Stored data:
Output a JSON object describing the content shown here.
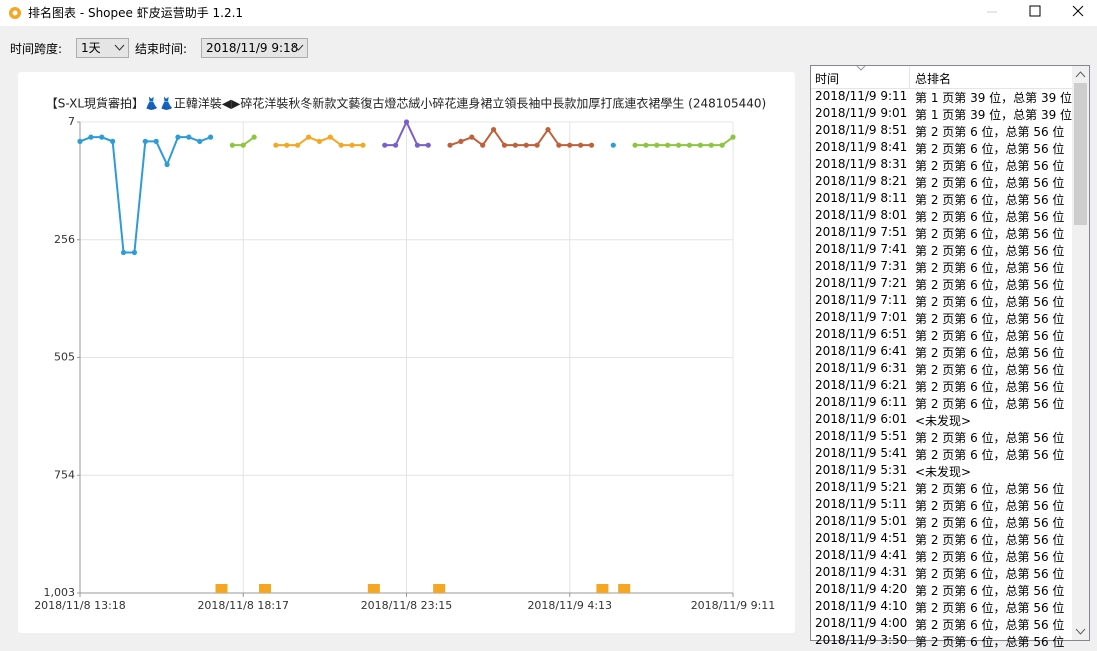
{
  "window": {
    "title": "排名图表 - Shopee 虾皮运营助手 1.2.1"
  },
  "controls": {
    "span_label": "时间跨度:",
    "span_value": "1天",
    "end_label": "结束时间:",
    "end_value": "2018/11/9 9:18"
  },
  "chart_data": {
    "type": "line",
    "title": "【S-XL現貨審拍】👗👗正韓洋裝◀▶碎花洋裝秋冬新款文藝復古燈芯絨小碎花連身裙立領長袖中長款加厚打底連衣裙學生 (248105440)",
    "categories": [
      "2018/11/8 13:18",
      null,
      null,
      null,
      null,
      null,
      null,
      null,
      null,
      null,
      null,
      null,
      null,
      null,
      null,
      "2018/11/8 18:17",
      null,
      null,
      null,
      null,
      null,
      null,
      null,
      null,
      null,
      null,
      null,
      null,
      null,
      null,
      "2018/11/8 23:15",
      null,
      null,
      null,
      null,
      null,
      null,
      null,
      null,
      null,
      null,
      null,
      null,
      null,
      null,
      "2018/11/9 4:13",
      null,
      null,
      null,
      null,
      null,
      null,
      null,
      null,
      null,
      null,
      null,
      null,
      null,
      null,
      "2018/11/9 9:11"
    ],
    "values": [
      48,
      39,
      39,
      48,
      283,
      283,
      48,
      48,
      97,
      39,
      39,
      48,
      39,
      null,
      56,
      56,
      39,
      null,
      56,
      56,
      56,
      39,
      48,
      39,
      56,
      56,
      56,
      null,
      56,
      56,
      7,
      56,
      56,
      null,
      56,
      48,
      39,
      56,
      23,
      56,
      56,
      56,
      56,
      23,
      56,
      56,
      56,
      56,
      null,
      56,
      null,
      56,
      56,
      56,
      56,
      56,
      56,
      56,
      56,
      56,
      39
    ],
    "segment_colors": [
      "#2e9cd6",
      "#8cc63f",
      "#f5a623",
      "#7b5fc9",
      "#c0603a",
      "#2e9cd6",
      "#8cc63f"
    ],
    "missing_color": "#f5a623",
    "ylim": [
      7,
      1003
    ],
    "y_inverted": true,
    "yticks": [
      7,
      256,
      505,
      754,
      {
        "value": 1003,
        "label": "1,003"
      }
    ],
    "grid": true
  },
  "table": {
    "headers": [
      "时间",
      "总排名"
    ],
    "rows": [
      [
        "2018/11/9 9:11",
        "第 1 页第 39 位，总第 39 位"
      ],
      [
        "2018/11/9 9:01",
        "第 1 页第 39 位，总第 39 位"
      ],
      [
        "2018/11/9 8:51",
        "第 2 页第 6 位，总第 56 位"
      ],
      [
        "2018/11/9 8:41",
        "第 2 页第 6 位，总第 56 位"
      ],
      [
        "2018/11/9 8:31",
        "第 2 页第 6 位，总第 56 位"
      ],
      [
        "2018/11/9 8:21",
        "第 2 页第 6 位，总第 56 位"
      ],
      [
        "2018/11/9 8:11",
        "第 2 页第 6 位，总第 56 位"
      ],
      [
        "2018/11/9 8:01",
        "第 2 页第 6 位，总第 56 位"
      ],
      [
        "2018/11/9 7:51",
        "第 2 页第 6 位，总第 56 位"
      ],
      [
        "2018/11/9 7:41",
        "第 2 页第 6 位，总第 56 位"
      ],
      [
        "2018/11/9 7:31",
        "第 2 页第 6 位，总第 56 位"
      ],
      [
        "2018/11/9 7:21",
        "第 2 页第 6 位，总第 56 位"
      ],
      [
        "2018/11/9 7:11",
        "第 2 页第 6 位，总第 56 位"
      ],
      [
        "2018/11/9 7:01",
        "第 2 页第 6 位，总第 56 位"
      ],
      [
        "2018/11/9 6:51",
        "第 2 页第 6 位，总第 56 位"
      ],
      [
        "2018/11/9 6:41",
        "第 2 页第 6 位，总第 56 位"
      ],
      [
        "2018/11/9 6:31",
        "第 2 页第 6 位，总第 56 位"
      ],
      [
        "2018/11/9 6:21",
        "第 2 页第 6 位，总第 56 位"
      ],
      [
        "2018/11/9 6:11",
        "第 2 页第 6 位，总第 56 位"
      ],
      [
        "2018/11/9 6:01",
        "<未发现>"
      ],
      [
        "2018/11/9 5:51",
        "第 2 页第 6 位，总第 56 位"
      ],
      [
        "2018/11/9 5:41",
        "第 2 页第 6 位，总第 56 位"
      ],
      [
        "2018/11/9 5:31",
        "<未发现>"
      ],
      [
        "2018/11/9 5:21",
        "第 2 页第 6 位，总第 56 位"
      ],
      [
        "2018/11/9 5:11",
        "第 2 页第 6 位，总第 56 位"
      ],
      [
        "2018/11/9 5:01",
        "第 2 页第 6 位，总第 56 位"
      ],
      [
        "2018/11/9 4:51",
        "第 2 页第 6 位，总第 56 位"
      ],
      [
        "2018/11/9 4:41",
        "第 2 页第 6 位，总第 56 位"
      ],
      [
        "2018/11/9 4:31",
        "第 2 页第 6 位，总第 56 位"
      ],
      [
        "2018/11/9 4:20",
        "第 2 页第 6 位，总第 56 位"
      ],
      [
        "2018/11/9 4:10",
        "第 2 页第 6 位，总第 56 位"
      ],
      [
        "2018/11/9 4:00",
        "第 2 页第 6 位，总第 56 位"
      ],
      [
        "2018/11/9 3:50",
        "第 2 页第 6 位，总第 56 位"
      ]
    ]
  }
}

**Exercise goal:**
Skip every picture and transcribe the data above exactly.

**Complete answer:**
Output a JSON object describing the content shown here.
{
  "window": {
    "title": "排名图表 - Shopee 虾皮运营助手 1.2.1"
  },
  "controls": {
    "span_label": "时间跨度:",
    "span_value": "1天",
    "end_label": "结束时间:",
    "end_value": "2018/11/9 9:18"
  },
  "chart_data": {
    "type": "line",
    "title": "【S-XL現貨審拍】👗👗正韓洋裝◀▶碎花洋裝秋冬新款文藝復古燈芯絨小碎花連身裙立領長袖中長款加厚打底連衣裙學生 (248105440)",
    "categories": [
      "2018/11/8 13:18",
      null,
      null,
      null,
      null,
      null,
      null,
      null,
      null,
      null,
      null,
      null,
      null,
      null,
      null,
      "2018/11/8 18:17",
      null,
      null,
      null,
      null,
      null,
      null,
      null,
      null,
      null,
      null,
      null,
      null,
      null,
      null,
      "2018/11/8 23:15",
      null,
      null,
      null,
      null,
      null,
      null,
      null,
      null,
      null,
      null,
      null,
      null,
      null,
      null,
      "2018/11/9 4:13",
      null,
      null,
      null,
      null,
      null,
      null,
      null,
      null,
      null,
      null,
      null,
      null,
      null,
      null,
      "2018/11/9 9:11"
    ],
    "values": [
      48,
      39,
      39,
      48,
      283,
      283,
      48,
      48,
      97,
      39,
      39,
      48,
      39,
      null,
      56,
      56,
      39,
      null,
      56,
      56,
      56,
      39,
      48,
      39,
      56,
      56,
      56,
      null,
      56,
      56,
      7,
      56,
      56,
      null,
      56,
      48,
      39,
      56,
      23,
      56,
      56,
      56,
      56,
      23,
      56,
      56,
      56,
      56,
      null,
      56,
      null,
      56,
      56,
      56,
      56,
      56,
      56,
      56,
      56,
      56,
      39
    ],
    "segment_colors": [
      "#2e9cd6",
      "#8cc63f",
      "#f5a623",
      "#7b5fc9",
      "#c0603a",
      "#2e9cd6",
      "#8cc63f"
    ],
    "missing_color": "#f5a623",
    "ylim": [
      7,
      1003
    ],
    "y_inverted": true,
    "yticks": [
      7,
      256,
      505,
      754,
      {
        "value": 1003,
        "label": "1,003"
      }
    ],
    "grid": true
  },
  "table": {
    "headers": [
      "时间",
      "总排名"
    ],
    "rows": [
      [
        "2018/11/9 9:11",
        "第 1 页第 39 位，总第 39 位"
      ],
      [
        "2018/11/9 9:01",
        "第 1 页第 39 位，总第 39 位"
      ],
      [
        "2018/11/9 8:51",
        "第 2 页第 6 位，总第 56 位"
      ],
      [
        "2018/11/9 8:41",
        "第 2 页第 6 位，总第 56 位"
      ],
      [
        "2018/11/9 8:31",
        "第 2 页第 6 位，总第 56 位"
      ],
      [
        "2018/11/9 8:21",
        "第 2 页第 6 位，总第 56 位"
      ],
      [
        "2018/11/9 8:11",
        "第 2 页第 6 位，总第 56 位"
      ],
      [
        "2018/11/9 8:01",
        "第 2 页第 6 位，总第 56 位"
      ],
      [
        "2018/11/9 7:51",
        "第 2 页第 6 位，总第 56 位"
      ],
      [
        "2018/11/9 7:41",
        "第 2 页第 6 位，总第 56 位"
      ],
      [
        "2018/11/9 7:31",
        "第 2 页第 6 位，总第 56 位"
      ],
      [
        "2018/11/9 7:21",
        "第 2 页第 6 位，总第 56 位"
      ],
      [
        "2018/11/9 7:11",
        "第 2 页第 6 位，总第 56 位"
      ],
      [
        "2018/11/9 7:01",
        "第 2 页第 6 位，总第 56 位"
      ],
      [
        "2018/11/9 6:51",
        "第 2 页第 6 位，总第 56 位"
      ],
      [
        "2018/11/9 6:41",
        "第 2 页第 6 位，总第 56 位"
      ],
      [
        "2018/11/9 6:31",
        "第 2 页第 6 位，总第 56 位"
      ],
      [
        "2018/11/9 6:21",
        "第 2 页第 6 位，总第 56 位"
      ],
      [
        "2018/11/9 6:11",
        "第 2 页第 6 位，总第 56 位"
      ],
      [
        "2018/11/9 6:01",
        "<未发现>"
      ],
      [
        "2018/11/9 5:51",
        "第 2 页第 6 位，总第 56 位"
      ],
      [
        "2018/11/9 5:41",
        "第 2 页第 6 位，总第 56 位"
      ],
      [
        "2018/11/9 5:31",
        "<未发现>"
      ],
      [
        "2018/11/9 5:21",
        "第 2 页第 6 位，总第 56 位"
      ],
      [
        "2018/11/9 5:11",
        "第 2 页第 6 位，总第 56 位"
      ],
      [
        "2018/11/9 5:01",
        "第 2 页第 6 位，总第 56 位"
      ],
      [
        "2018/11/9 4:51",
        "第 2 页第 6 位，总第 56 位"
      ],
      [
        "2018/11/9 4:41",
        "第 2 页第 6 位，总第 56 位"
      ],
      [
        "2018/11/9 4:31",
        "第 2 页第 6 位，总第 56 位"
      ],
      [
        "2018/11/9 4:20",
        "第 2 页第 6 位，总第 56 位"
      ],
      [
        "2018/11/9 4:10",
        "第 2 页第 6 位，总第 56 位"
      ],
      [
        "2018/11/9 4:00",
        "第 2 页第 6 位，总第 56 位"
      ],
      [
        "2018/11/9 3:50",
        "第 2 页第 6 位，总第 56 位"
      ]
    ]
  }
}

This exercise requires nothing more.